======== Listing

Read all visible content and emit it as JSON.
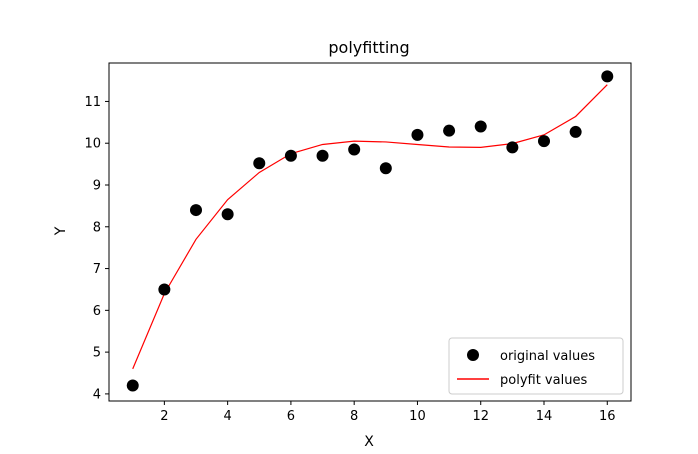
{
  "chart_data": {
    "type": "scatter",
    "title": "polyfitting",
    "xlabel": "X",
    "ylabel": "Y",
    "xlim": [
      0.25,
      16.75
    ],
    "ylim": [
      3.83,
      11.92
    ],
    "xticks": [
      2,
      4,
      6,
      8,
      10,
      12,
      14,
      16
    ],
    "yticks": [
      4,
      5,
      6,
      7,
      8,
      9,
      10,
      11
    ],
    "grid": false,
    "legend_position": "lower-right",
    "series": [
      {
        "name": "original values",
        "kind": "scatter",
        "color": "#000000",
        "x": [
          1,
          2,
          3,
          4,
          5,
          6,
          7,
          8,
          9,
          10,
          11,
          12,
          13,
          14,
          15,
          16
        ],
        "y": [
          4.2,
          6.5,
          8.4,
          8.3,
          9.52,
          9.7,
          9.7,
          9.85,
          9.4,
          10.2,
          10.3,
          10.4,
          9.9,
          10.05,
          10.27,
          11.6
        ]
      },
      {
        "name": "polyfit values",
        "kind": "line",
        "color": "#ff0000",
        "x": [
          1,
          2,
          3,
          4,
          5,
          6,
          7,
          8,
          9,
          10,
          11,
          12,
          13,
          14,
          15,
          16
        ],
        "y": [
          4.6,
          6.4,
          7.7,
          8.65,
          9.3,
          9.75,
          9.97,
          10.05,
          10.03,
          9.97,
          9.91,
          9.9,
          9.99,
          10.2,
          10.64,
          11.4
        ]
      }
    ]
  }
}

================

**What you need to do:** Can the entries above be repeated exactly, without their pictures?

**The response:**
Read all visible content and emit it as JSON.
{
  "chart_data": {
    "type": "scatter",
    "title": "polyfitting",
    "xlabel": "X",
    "ylabel": "Y",
    "xlim": [
      0.25,
      16.75
    ],
    "ylim": [
      3.83,
      11.92
    ],
    "xticks": [
      2,
      4,
      6,
      8,
      10,
      12,
      14,
      16
    ],
    "yticks": [
      4,
      5,
      6,
      7,
      8,
      9,
      10,
      11
    ],
    "grid": false,
    "legend_position": "lower-right",
    "series": [
      {
        "name": "original values",
        "kind": "scatter",
        "color": "#000000",
        "x": [
          1,
          2,
          3,
          4,
          5,
          6,
          7,
          8,
          9,
          10,
          11,
          12,
          13,
          14,
          15,
          16
        ],
        "y": [
          4.2,
          6.5,
          8.4,
          8.3,
          9.52,
          9.7,
          9.7,
          9.85,
          9.4,
          10.2,
          10.3,
          10.4,
          9.9,
          10.05,
          10.27,
          11.6
        ]
      },
      {
        "name": "polyfit values",
        "kind": "line",
        "color": "#ff0000",
        "x": [
          1,
          2,
          3,
          4,
          5,
          6,
          7,
          8,
          9,
          10,
          11,
          12,
          13,
          14,
          15,
          16
        ],
        "y": [
          4.6,
          6.4,
          7.7,
          8.65,
          9.3,
          9.75,
          9.97,
          10.05,
          10.03,
          9.97,
          9.91,
          9.9,
          9.99,
          10.2,
          10.64,
          11.4
        ]
      }
    ]
  }
}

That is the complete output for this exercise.